*TASK REQUIREMENTS*.
List each line of the data below that contains the string "award".

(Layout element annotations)
***
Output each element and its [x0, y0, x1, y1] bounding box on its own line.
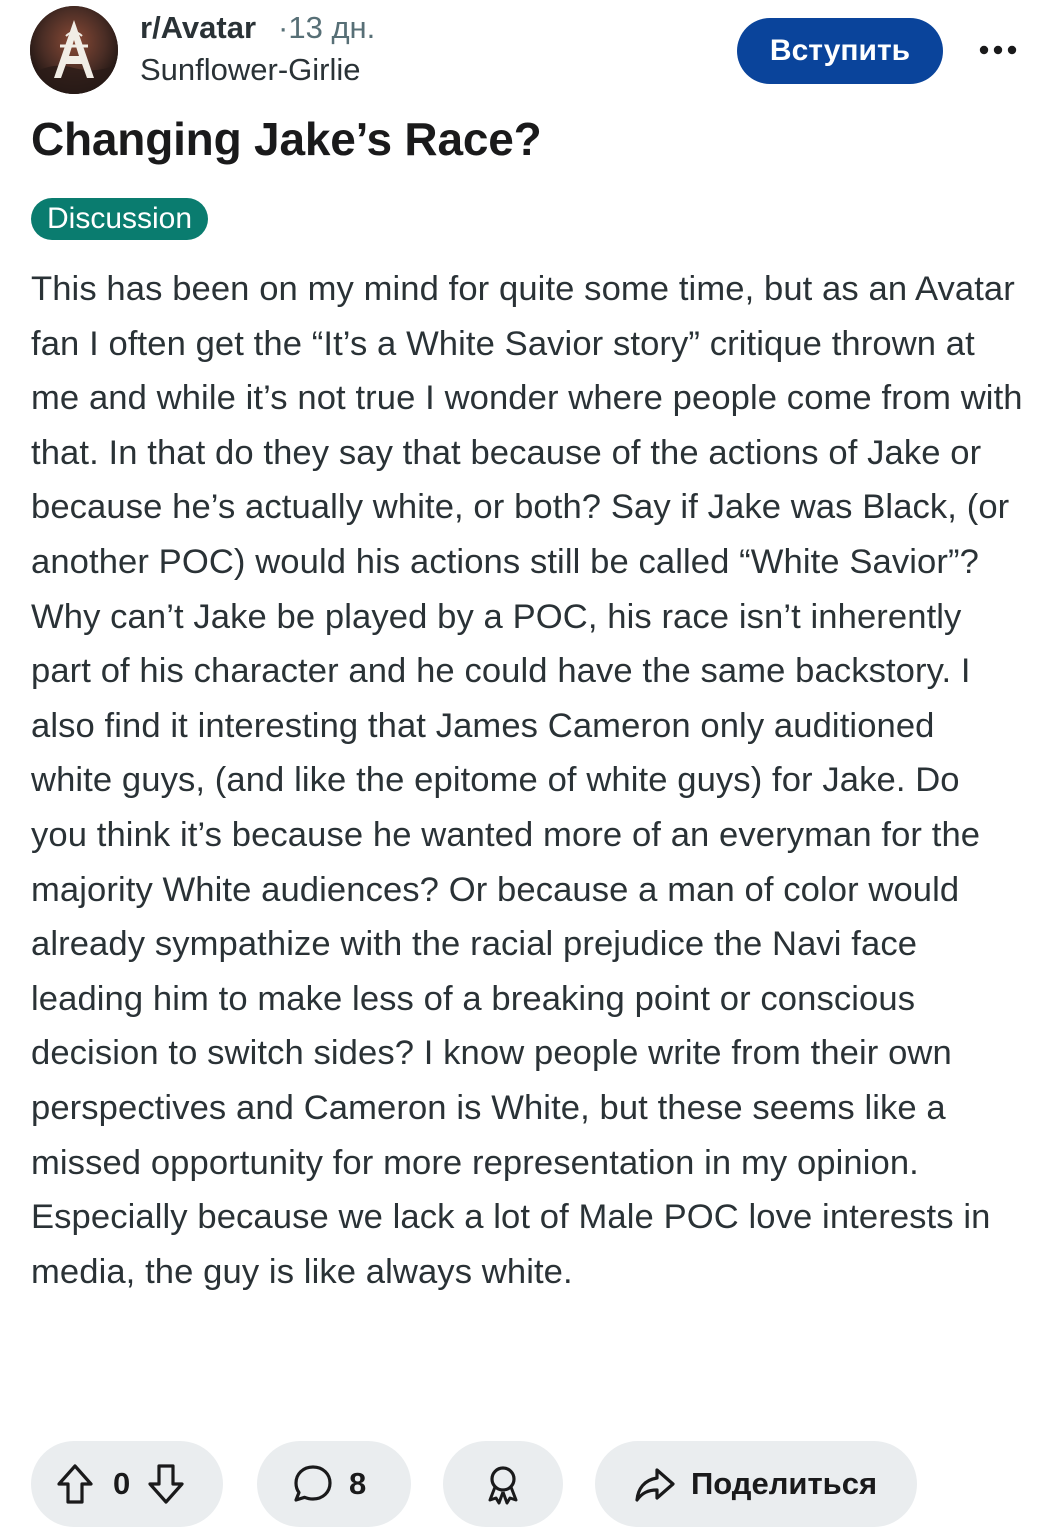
- share-button[interactable]: Поделиться: [595, 1441, 917, 1527]
- downvote-button[interactable]: [142, 1460, 190, 1508]
- comment-icon: [294, 1465, 332, 1502]
- award-icon: [488, 1466, 518, 1505]
- meta-line: r/Avatar · 13 дн.: [140, 10, 375, 50]
- award-button[interactable]: [443, 1441, 563, 1527]
- post-header: r/Avatar · 13 дн. Sunflower-Girlie Вступ…: [30, 6, 1020, 96]
- upvote-button[interactable]: [51, 1460, 99, 1508]
- post-age: 13 дн.: [288, 10, 376, 45]
- upvote-icon: [57, 1464, 93, 1504]
- more-options-button[interactable]: [976, 28, 1020, 72]
- comment-count: 8: [349, 1466, 367, 1501]
- downvote-icon: [148, 1464, 184, 1504]
- join-button[interactable]: Вступить: [737, 18, 943, 84]
- post-actions-bar: 0 8 Поделиться: [31, 1441, 1021, 1527]
- post-body: This has been on my mind for quite some …: [31, 270, 1023, 1291]
- post-meta: r/Avatar · 13 дн. Sunflower-Girlie: [140, 10, 375, 88]
- author-name[interactable]: Sunflower-Girlie: [140, 52, 375, 88]
- post-flair[interactable]: Discussion: [31, 198, 209, 240]
- subreddit-avatar[interactable]: [30, 6, 118, 94]
- meta-separator: ·: [278, 10, 289, 45]
- vote-group: 0: [31, 1441, 223, 1527]
- share-icon: [635, 1468, 675, 1502]
- more-horizontal-icon: [979, 45, 1017, 55]
- comments-button[interactable]: 8: [257, 1441, 411, 1527]
- subreddit-name[interactable]: r/Avatar: [140, 10, 256, 46]
- avatar-logo-icon: [30, 6, 118, 94]
- share-label: Поделиться: [691, 1466, 878, 1501]
- post-title[interactable]: Changing Jake’s Race?: [31, 112, 542, 166]
- vote-count: 0: [113, 1466, 131, 1501]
***
*RESPONSE*.
- award-icon: [488, 1466, 518, 1505]
- award-button[interactable]: [443, 1441, 563, 1527]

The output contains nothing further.